═════ Records for this task ═════

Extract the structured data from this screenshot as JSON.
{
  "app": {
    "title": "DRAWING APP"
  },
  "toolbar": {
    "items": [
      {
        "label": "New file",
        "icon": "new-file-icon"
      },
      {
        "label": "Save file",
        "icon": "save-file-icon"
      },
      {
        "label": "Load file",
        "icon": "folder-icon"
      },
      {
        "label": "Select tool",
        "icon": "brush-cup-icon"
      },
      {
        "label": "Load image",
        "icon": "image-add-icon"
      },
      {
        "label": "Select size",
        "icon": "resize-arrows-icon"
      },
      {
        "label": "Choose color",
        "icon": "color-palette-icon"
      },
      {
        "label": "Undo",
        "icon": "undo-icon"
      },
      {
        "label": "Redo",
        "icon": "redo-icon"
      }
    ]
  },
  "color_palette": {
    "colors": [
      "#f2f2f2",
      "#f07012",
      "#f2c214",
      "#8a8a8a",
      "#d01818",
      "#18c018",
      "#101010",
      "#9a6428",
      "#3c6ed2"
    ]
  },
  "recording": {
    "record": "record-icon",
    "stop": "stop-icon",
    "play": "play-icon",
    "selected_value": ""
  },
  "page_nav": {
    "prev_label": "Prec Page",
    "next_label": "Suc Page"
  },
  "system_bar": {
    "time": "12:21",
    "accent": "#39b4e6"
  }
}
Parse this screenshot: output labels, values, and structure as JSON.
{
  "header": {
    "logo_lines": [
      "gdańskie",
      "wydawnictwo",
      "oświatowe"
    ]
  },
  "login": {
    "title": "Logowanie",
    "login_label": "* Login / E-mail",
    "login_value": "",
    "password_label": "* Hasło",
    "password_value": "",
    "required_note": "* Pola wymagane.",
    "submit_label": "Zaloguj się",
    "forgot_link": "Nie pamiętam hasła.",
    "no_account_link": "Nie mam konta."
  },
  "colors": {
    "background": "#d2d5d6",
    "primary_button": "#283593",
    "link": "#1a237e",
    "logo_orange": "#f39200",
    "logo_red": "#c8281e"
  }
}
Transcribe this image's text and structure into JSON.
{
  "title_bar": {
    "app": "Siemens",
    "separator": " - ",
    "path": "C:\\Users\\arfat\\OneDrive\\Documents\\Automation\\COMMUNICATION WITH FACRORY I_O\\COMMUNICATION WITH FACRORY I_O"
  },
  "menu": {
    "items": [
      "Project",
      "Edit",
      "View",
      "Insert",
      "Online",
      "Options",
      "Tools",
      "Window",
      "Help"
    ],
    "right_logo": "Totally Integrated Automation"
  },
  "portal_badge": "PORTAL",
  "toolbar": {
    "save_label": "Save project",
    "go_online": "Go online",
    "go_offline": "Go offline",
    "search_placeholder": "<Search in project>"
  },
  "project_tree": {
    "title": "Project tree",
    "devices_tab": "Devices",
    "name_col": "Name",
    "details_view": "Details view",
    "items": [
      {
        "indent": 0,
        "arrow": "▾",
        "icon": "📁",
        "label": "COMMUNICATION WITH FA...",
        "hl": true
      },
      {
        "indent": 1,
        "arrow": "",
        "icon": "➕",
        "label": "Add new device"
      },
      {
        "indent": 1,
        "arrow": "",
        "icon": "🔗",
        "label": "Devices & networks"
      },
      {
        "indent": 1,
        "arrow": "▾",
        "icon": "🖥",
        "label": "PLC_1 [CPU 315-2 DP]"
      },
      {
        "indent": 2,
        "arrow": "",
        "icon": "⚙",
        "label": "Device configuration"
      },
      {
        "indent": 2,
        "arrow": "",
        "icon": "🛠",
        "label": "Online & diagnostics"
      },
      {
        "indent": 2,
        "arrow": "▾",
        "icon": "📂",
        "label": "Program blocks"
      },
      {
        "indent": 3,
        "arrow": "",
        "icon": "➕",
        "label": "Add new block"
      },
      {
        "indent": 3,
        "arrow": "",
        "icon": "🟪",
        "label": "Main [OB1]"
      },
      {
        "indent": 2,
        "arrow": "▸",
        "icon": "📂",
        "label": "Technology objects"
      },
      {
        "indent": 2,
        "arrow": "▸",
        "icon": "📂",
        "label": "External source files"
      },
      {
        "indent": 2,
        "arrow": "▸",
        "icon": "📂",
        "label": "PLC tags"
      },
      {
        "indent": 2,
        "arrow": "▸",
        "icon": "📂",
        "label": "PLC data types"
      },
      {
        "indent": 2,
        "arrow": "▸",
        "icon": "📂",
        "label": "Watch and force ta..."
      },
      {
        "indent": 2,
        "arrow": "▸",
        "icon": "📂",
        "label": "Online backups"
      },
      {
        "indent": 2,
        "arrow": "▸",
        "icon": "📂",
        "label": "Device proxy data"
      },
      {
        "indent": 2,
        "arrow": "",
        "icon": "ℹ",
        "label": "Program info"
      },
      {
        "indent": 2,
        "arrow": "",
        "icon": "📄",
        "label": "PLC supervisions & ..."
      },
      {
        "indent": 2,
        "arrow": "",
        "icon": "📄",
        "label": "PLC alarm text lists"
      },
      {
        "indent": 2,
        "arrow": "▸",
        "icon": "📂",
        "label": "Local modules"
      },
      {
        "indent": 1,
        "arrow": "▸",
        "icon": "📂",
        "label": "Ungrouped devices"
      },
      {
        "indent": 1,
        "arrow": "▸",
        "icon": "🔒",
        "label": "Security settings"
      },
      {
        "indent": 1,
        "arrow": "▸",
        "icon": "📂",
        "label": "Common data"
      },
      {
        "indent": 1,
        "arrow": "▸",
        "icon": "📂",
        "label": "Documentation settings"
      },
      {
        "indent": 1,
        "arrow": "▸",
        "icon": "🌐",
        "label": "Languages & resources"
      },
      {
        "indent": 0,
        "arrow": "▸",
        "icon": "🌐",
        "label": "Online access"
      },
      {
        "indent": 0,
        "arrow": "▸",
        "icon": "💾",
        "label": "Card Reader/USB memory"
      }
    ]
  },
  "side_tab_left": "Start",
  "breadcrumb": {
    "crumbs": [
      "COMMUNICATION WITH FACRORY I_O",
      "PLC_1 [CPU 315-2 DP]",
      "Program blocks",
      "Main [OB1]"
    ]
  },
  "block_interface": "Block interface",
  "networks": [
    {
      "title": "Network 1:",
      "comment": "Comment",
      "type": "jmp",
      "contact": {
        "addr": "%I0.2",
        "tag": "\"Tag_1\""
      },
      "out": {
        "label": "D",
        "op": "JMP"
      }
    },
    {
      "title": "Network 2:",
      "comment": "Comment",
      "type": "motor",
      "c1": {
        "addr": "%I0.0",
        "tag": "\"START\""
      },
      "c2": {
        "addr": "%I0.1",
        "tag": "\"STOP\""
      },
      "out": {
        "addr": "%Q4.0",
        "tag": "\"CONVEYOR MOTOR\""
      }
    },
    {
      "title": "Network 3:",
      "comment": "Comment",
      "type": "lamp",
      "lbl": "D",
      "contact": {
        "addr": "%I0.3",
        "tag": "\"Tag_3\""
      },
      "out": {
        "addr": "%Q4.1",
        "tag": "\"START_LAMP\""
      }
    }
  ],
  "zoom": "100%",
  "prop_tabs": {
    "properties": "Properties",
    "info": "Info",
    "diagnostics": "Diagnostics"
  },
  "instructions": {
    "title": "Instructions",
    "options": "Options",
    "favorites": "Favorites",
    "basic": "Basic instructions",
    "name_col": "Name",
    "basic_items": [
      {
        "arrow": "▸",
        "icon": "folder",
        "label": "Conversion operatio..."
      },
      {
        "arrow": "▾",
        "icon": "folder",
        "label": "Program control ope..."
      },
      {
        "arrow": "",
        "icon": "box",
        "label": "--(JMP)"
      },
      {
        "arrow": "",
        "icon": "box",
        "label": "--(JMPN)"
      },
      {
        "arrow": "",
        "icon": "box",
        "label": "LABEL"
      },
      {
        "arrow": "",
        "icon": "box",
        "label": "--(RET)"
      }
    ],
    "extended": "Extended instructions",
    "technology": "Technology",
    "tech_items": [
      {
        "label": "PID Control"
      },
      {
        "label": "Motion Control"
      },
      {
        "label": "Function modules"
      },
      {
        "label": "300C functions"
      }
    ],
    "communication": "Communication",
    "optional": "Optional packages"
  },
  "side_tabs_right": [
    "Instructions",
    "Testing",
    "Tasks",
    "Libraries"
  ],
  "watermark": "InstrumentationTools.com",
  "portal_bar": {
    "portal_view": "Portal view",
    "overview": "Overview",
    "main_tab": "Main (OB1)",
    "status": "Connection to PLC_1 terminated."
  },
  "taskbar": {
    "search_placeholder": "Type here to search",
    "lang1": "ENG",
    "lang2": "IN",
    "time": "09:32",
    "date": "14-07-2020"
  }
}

═════

# [Work to complete]
Make a list of all lines in the data that contain "Automation".

# [Result for this task]
    "path": "C:\\Users\\arfat\\OneDrive\\Documents\\Automation\\COMMUNICATION WITH FACRORY I_O\\COMMUNICATION WITH FACRORY I_O"
    "right_logo": "Totally Integrated Automation"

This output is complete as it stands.